**The task**
Scan the lines below; pull out those with "this".
———
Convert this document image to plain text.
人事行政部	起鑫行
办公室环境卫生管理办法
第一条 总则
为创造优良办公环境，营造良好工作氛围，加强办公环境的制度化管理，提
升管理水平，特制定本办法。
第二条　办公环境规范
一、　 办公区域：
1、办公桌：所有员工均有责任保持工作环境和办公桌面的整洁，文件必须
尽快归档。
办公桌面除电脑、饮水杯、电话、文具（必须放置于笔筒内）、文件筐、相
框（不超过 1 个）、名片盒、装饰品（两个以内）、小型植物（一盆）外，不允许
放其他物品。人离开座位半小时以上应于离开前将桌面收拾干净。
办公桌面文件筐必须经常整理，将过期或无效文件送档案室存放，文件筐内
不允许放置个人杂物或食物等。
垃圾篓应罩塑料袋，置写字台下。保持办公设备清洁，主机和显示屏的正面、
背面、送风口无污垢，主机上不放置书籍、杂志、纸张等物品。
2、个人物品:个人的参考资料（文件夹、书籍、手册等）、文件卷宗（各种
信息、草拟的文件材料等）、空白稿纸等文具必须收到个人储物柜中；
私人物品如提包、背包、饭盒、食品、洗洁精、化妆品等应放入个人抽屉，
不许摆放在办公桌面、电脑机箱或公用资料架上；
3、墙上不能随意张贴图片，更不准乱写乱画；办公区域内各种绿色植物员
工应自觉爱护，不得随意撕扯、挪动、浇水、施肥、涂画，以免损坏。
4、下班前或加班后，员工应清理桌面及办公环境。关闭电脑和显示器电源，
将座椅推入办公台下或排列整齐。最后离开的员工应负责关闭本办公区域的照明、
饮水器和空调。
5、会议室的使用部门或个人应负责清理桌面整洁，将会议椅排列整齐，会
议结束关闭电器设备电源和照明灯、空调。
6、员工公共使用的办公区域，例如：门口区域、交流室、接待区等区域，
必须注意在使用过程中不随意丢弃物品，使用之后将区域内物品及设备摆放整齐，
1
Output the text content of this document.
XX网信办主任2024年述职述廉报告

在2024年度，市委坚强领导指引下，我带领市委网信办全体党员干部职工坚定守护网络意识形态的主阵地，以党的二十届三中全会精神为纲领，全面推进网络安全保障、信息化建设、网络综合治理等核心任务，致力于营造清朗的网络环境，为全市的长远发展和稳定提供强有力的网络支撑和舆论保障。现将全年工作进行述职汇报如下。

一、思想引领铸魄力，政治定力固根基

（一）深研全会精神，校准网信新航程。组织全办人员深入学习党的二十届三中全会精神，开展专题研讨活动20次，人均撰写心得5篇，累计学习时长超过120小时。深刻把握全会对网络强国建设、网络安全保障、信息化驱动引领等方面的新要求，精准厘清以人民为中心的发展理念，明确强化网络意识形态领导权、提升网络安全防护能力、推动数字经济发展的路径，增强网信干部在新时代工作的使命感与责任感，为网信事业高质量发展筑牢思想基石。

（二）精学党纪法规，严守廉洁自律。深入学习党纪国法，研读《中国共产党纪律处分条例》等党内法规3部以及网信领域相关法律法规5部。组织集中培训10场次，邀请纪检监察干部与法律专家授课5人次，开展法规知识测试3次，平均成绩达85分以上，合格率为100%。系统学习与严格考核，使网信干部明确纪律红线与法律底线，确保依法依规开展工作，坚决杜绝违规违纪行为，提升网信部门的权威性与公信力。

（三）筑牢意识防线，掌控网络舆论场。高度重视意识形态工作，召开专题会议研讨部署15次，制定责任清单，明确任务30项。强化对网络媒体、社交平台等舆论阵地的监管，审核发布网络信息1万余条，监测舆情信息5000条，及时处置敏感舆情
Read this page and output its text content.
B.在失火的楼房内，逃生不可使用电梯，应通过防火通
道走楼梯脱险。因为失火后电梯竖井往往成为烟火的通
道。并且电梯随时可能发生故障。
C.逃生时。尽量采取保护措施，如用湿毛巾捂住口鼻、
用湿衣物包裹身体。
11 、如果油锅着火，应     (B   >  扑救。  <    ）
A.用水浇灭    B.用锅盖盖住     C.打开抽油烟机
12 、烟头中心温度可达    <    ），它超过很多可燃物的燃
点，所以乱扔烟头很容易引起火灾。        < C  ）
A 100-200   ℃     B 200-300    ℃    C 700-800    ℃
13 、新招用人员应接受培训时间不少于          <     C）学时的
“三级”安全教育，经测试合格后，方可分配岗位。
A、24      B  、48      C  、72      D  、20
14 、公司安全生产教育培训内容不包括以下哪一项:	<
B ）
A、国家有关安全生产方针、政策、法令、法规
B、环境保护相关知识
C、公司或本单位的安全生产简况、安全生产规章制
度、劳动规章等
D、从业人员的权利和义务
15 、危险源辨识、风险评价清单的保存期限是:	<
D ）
———
**Result below**
Convert this document image to plain text.
Output the text content of this document.
Read this page and output its text content.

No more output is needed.